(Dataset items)

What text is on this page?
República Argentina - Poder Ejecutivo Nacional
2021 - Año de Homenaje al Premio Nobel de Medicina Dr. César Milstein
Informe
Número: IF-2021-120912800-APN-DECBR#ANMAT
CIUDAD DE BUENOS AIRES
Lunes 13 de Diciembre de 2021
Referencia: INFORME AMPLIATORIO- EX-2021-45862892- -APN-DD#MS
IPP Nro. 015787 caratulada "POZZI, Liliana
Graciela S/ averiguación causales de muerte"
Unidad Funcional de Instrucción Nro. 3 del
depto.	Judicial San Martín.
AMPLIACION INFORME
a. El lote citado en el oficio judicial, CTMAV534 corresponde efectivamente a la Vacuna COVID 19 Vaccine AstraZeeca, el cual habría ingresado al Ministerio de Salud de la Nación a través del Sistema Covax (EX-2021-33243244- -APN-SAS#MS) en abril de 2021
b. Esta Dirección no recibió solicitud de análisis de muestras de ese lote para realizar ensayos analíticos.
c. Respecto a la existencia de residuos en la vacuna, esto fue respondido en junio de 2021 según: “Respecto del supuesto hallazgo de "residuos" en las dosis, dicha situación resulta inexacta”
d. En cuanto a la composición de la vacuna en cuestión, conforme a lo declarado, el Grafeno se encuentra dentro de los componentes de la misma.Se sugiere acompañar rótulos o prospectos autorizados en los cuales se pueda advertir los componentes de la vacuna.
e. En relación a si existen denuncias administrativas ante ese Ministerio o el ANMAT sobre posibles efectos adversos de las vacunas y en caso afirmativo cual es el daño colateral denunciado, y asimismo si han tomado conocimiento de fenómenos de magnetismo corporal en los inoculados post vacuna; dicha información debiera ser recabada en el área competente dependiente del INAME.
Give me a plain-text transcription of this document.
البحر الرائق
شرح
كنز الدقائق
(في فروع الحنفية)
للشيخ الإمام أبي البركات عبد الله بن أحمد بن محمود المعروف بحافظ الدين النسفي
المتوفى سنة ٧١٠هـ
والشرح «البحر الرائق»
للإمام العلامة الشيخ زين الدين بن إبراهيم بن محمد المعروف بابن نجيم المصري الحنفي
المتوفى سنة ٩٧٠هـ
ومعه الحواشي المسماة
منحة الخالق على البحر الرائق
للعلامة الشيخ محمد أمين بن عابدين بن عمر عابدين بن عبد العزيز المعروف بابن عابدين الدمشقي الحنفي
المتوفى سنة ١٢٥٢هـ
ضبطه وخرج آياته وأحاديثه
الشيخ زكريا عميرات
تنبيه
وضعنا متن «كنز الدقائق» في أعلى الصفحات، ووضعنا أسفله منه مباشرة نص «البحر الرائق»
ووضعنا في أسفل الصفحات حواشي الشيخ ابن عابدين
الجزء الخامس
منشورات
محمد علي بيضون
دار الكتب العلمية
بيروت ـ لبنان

- _Work to complete_
Reproduce the lines of the entries above exactly, but only from the line containing "Give me a plain-text" through the final line.

- _Result_
Give me a plain-text transcription of this document.
البحر الرائق
شرح
كنز الدقائق
(في فروع الحنفية)
للشيخ الإمام أبي البركات عبد الله بن أحمد بن محمود المعروف بحافظ الدين النسفي
المتوفى سنة ٧١٠هـ
والشرح «البحر الرائق»
للإمام العلامة الشيخ زين الدين بن إبراهيم بن محمد المعروف بابن نجيم المصري الحنفي
المتوفى سنة ٩٧٠هـ
ومعه الحواشي المسماة
منحة الخالق على البحر الرائق
للعلامة الشيخ محمد أمين بن عابدين بن عمر عابدين بن عبد العزيز المعروف بابن عابدين الدمشقي الحنفي
المتوفى سنة ١٢٥٢هـ
ضبطه وخرج آياته وأحاديثه
الشيخ زكريا عميرات
تنبيه
وضعنا متن «كنز الدقائق» في أعلى الصفحات، ووضعنا أسفله منه مباشرة نص «البحر الرائق»
ووضعنا في أسفل الصفحات حواشي الشيخ ابن عابدين
الجزء الخامس
منشورات
محمد علي بيضون
دار الكتب العلمية
بيروت ـ لبنان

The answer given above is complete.